Document page records
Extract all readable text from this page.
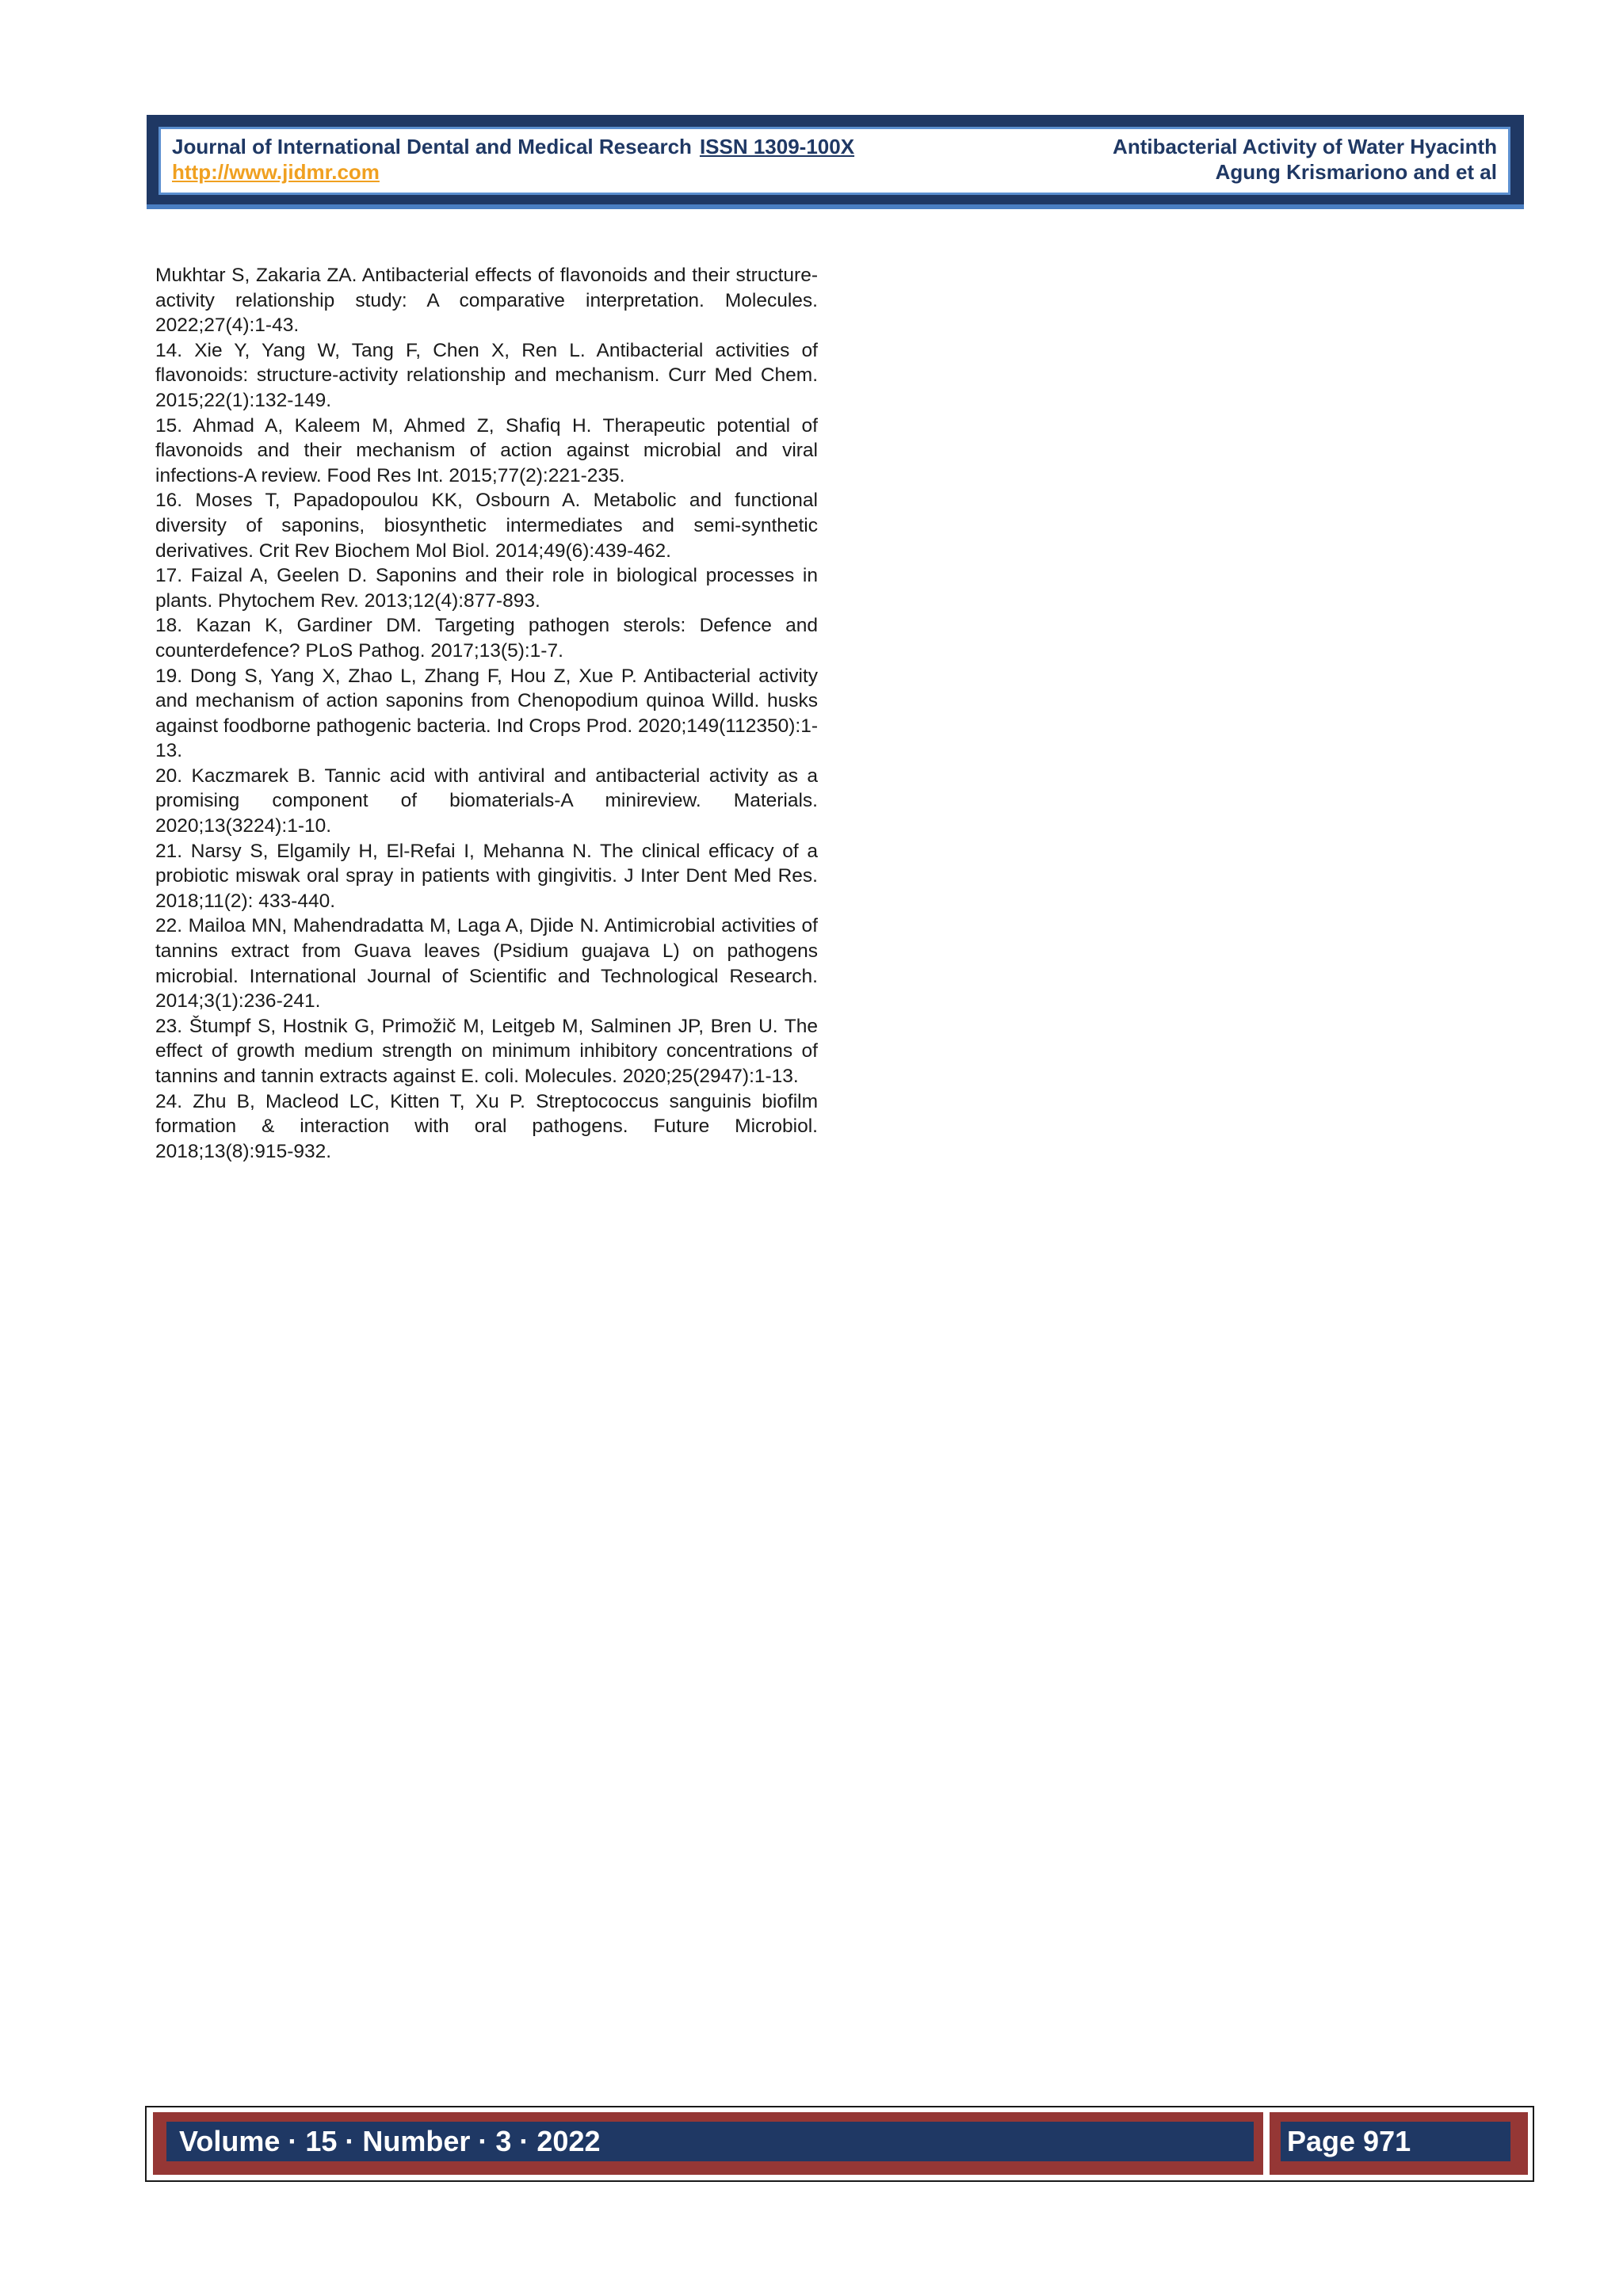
Journal of International Dental and Medical Research ISSN 1309-100X	Antibacterial Activity of Water Hyacinth
http://www.jidmr.com	Agung Krismariono and et al

Mukhtar S, Zakaria ZA. Antibacterial effects of flavonoids and their structure-activity relationship study: A comparative interpretation. Molecules. 2022;27(4):1-43.

14. Xie Y, Yang W, Tang F, Chen X, Ren L. Antibacterial activities of flavonoids: structure-activity relationship and mechanism. Curr Med Chem. 2015;22(1):132-149.

15. Ahmad A, Kaleem M, Ahmed Z, Shafiq H. Therapeutic potential of flavonoids and their mechanism of action against microbial and viral infections-A review. Food Res Int. 2015;77(2):221-235.

16. Moses T, Papadopoulou KK, Osbourn A. Metabolic and functional diversity of saponins, biosynthetic intermediates and semi-synthetic derivatives. Crit Rev Biochem Mol Biol. 2014;49(6):439-462.

17. Faizal A, Geelen D. Saponins and their role in biological processes in plants. Phytochem Rev. 2013;12(4):877-893.

18. Kazan K, Gardiner DM. Targeting pathogen sterols: Defence and counterdefence? PLoS Pathog. 2017;13(5):1-7.

19. Dong S, Yang X, Zhao L, Zhang F, Hou Z, Xue P. Antibacterial activity and mechanism of action saponins from Chenopodium quinoa Willd. husks against foodborne pathogenic bacteria. Ind Crops Prod. 2020;149(112350):1-13.

20. Kaczmarek B. Tannic acid with antiviral and antibacterial activity as a promising component of biomaterials-A minireview. Materials. 2020;13(3224):1-10.

21. Narsy S, Elgamily H, El-Refai I, Mehanna N. The clinical efficacy of a probiotic miswak oral spray in patients with gingivitis. J Inter Dent Med Res. 2018;11(2): 433-440.

22. Mailoa MN, Mahendradatta M, Laga A, Djide N. Antimicrobial activities of tannins extract from Guava leaves (Psidium guajava L) on pathogens microbial. International Journal of Scientific and Technological Research. 2014;3(1):236-241.

23. Štumpf S, Hostnik G, Primožič M, Leitgeb M, Salminen JP, Bren U. The effect of growth medium strength on minimum inhibitory concentrations of tannins and tannin extracts against E. coli. Molecules. 2020;25(2947):1-13.

24. Zhu B, Macleod LC, Kitten T, Xu P. Streptococcus sanguinis biofilm formation & interaction with oral pathogens. Future Microbiol. 2018;13(8):915-932.

Volume · 15 · Number · 3 · 2022	Page 971
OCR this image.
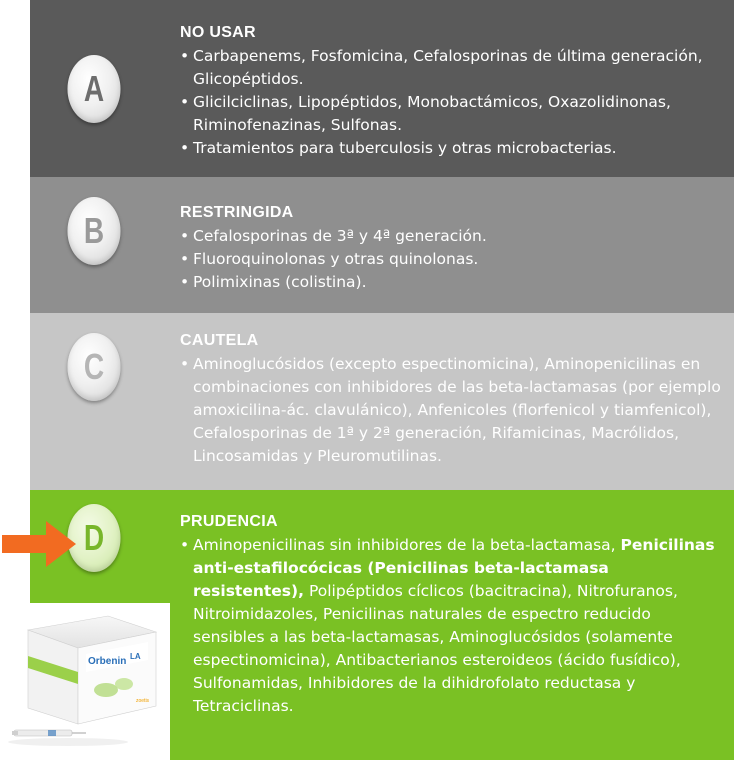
A
B
C
D
NO USAR
• Carbapenems, Fosfomicina, Cefalosporinas de última generación, Glicopéptidos.
• Glicilciclinas, Lipopéptidos, Monobactámicos, Oxazolidinonas, Riminofenazinas, Sulfonas.
• Tratamientos para tuberculosis y otras microbacterias.
RESTRINGIDA
• Cefalosporinas de 3ª y 4ª generación.
• Fluoroquinolonas y otras quinolonas.
• Polimixinas (colistina).
CAUTELA
• Aminoglucósidos (excepto espectinomicina), Aminopenicilinas en combinaciones con inhibidores de las beta-lactamasas (por ejemplo amoxicilina-ác. clavulánico), Anfenicoles (florfenicol y tiamfenicol), Cefalosporinas de 1ª y 2ª generación, Rifamicinas, Macrólidos, Lincosamidas y Pleuromutilinas.
PRUDENCIA
• Aminopenicilinas sin inhibidores de la beta-lactamasa, Penicilinas anti-estafilocócicas (Penicilinas beta-lactamasa resistentes), Polipéptidos cíclicos (bacitracina), Nitrofuranos, Nitroimidazoles, Penicilinas naturales de espectro reducido sensibles a las beta-lactamasas, Aminoglucósidos (solamente espectinomicina), Antibacterianos esteroideos (ácido fusídico), Sulfonamidas, Inhibidores de la dihidrofolato reductasa y Tetraciclinas.
Orbenin LA
zoetis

◆ Task requirements
Without the pictures, copy all of the entries exactly as they appear.

◆ Response below
Extract all readable text from this page.
Journal of International Dental and Medical Research ISSN 1309-100X	Antibacterial Activity of Water Hyacinth
http://www.jidmr.com	Agung Krismariono and et al

Mukhtar S, Zakaria ZA. Antibacterial effects of flavonoids and their structure-activity relationship study: A comparative interpretation. Molecules. 2022;27(4):1-43.

14. Xie Y, Yang W, Tang F, Chen X, Ren L. Antibacterial activities of flavonoids: structure-activity relationship and mechanism. Curr Med Chem. 2015;22(1):132-149.

15. Ahmad A, Kaleem M, Ahmed Z, Shafiq H. Therapeutic potential of flavonoids and their mechanism of action against microbial and viral infections-A review. Food Res Int. 2015;77(2):221-235.

16. Moses T, Papadopoulou KK, Osbourn A. Metabolic and functional diversity of saponins, biosynthetic intermediates and semi-synthetic derivatives. Crit Rev Biochem Mol Biol. 2014;49(6):439-462.

17. Faizal A, Geelen D. Saponins and their role in biological processes in plants. Phytochem Rev. 2013;12(4):877-893.

18. Kazan K, Gardiner DM. Targeting pathogen sterols: Defence and counterdefence? PLoS Pathog. 2017;13(5):1-7.

19. Dong S, Yang X, Zhao L, Zhang F, Hou Z, Xue P. Antibacterial activity and mechanism of action saponins from Chenopodium quinoa Willd. husks against foodborne pathogenic bacteria. Ind Crops Prod. 2020;149(112350):1-13.

20. Kaczmarek B. Tannic acid with antiviral and antibacterial activity as a promising component of biomaterials-A minireview. Materials. 2020;13(3224):1-10.

21. Narsy S, Elgamily H, El-Refai I, Mehanna N. The clinical efficacy of a probiotic miswak oral spray in patients with gingivitis. J Inter Dent Med Res. 2018;11(2): 433-440.

22. Mailoa MN, Mahendradatta M, Laga A, Djide N. Antimicrobial activities of tannins extract from Guava leaves (Psidium guajava L) on pathogens microbial. International Journal of Scientific and Technological Research. 2014;3(1):236-241.

23. Štumpf S, Hostnik G, Primožič M, Leitgeb M, Salminen JP, Bren U. The effect of growth medium strength on minimum inhibitory concentrations of tannins and tannin extracts against E. coli. Molecules. 2020;25(2947):1-13.

24. Zhu B, Macleod LC, Kitten T, Xu P. Streptococcus sanguinis biofilm formation & interaction with oral pathogens. Future Microbiol. 2018;13(8):915-932.

Volume · 15 · Number · 3 · 2022	Page 971
OCR this image.
A
B
C
D
NO USAR
• Carbapenems, Fosfomicina, Cefalosporinas de última generación, Glicopéptidos.
• Glicilciclinas, Lipopéptidos, Monobactámicos, Oxazolidinonas, Riminofenazinas, Sulfonas.
• Tratamientos para tuberculosis y otras microbacterias.
RESTRINGIDA
• Cefalosporinas de 3ª y 4ª generación.
• Fluoroquinolonas y otras quinolonas.
• Polimixinas (colistina).
CAUTELA
• Aminoglucósidos (excepto espectinomicina), Aminopenicilinas en combinaciones con inhibidores de las beta-lactamasas (por ejemplo amoxicilina-ác. clavulánico), Anfenicoles (florfenicol y tiamfenicol), Cefalosporinas de 1ª y 2ª generación, Rifamicinas, Macrólidos, Lincosamidas y Pleuromutilinas.
PRUDENCIA
• Aminopenicilinas sin inhibidores de la beta-lactamasa, Penicilinas anti-estafilocócicas (Penicilinas beta-lactamasa resistentes), Polipéptidos cíclicos (bacitracina), Nitrofuranos, Nitroimidazoles, Penicilinas naturales de espectro reducido sensibles a las beta-lactamasas, Aminoglucósidos (solamente espectinomicina), Antibacterianos esteroideos (ácido fusídico), Sulfonamidas, Inhibidores de la dihidrofolato reductasa y Tetraciclinas.
Orbenin LA
zoetis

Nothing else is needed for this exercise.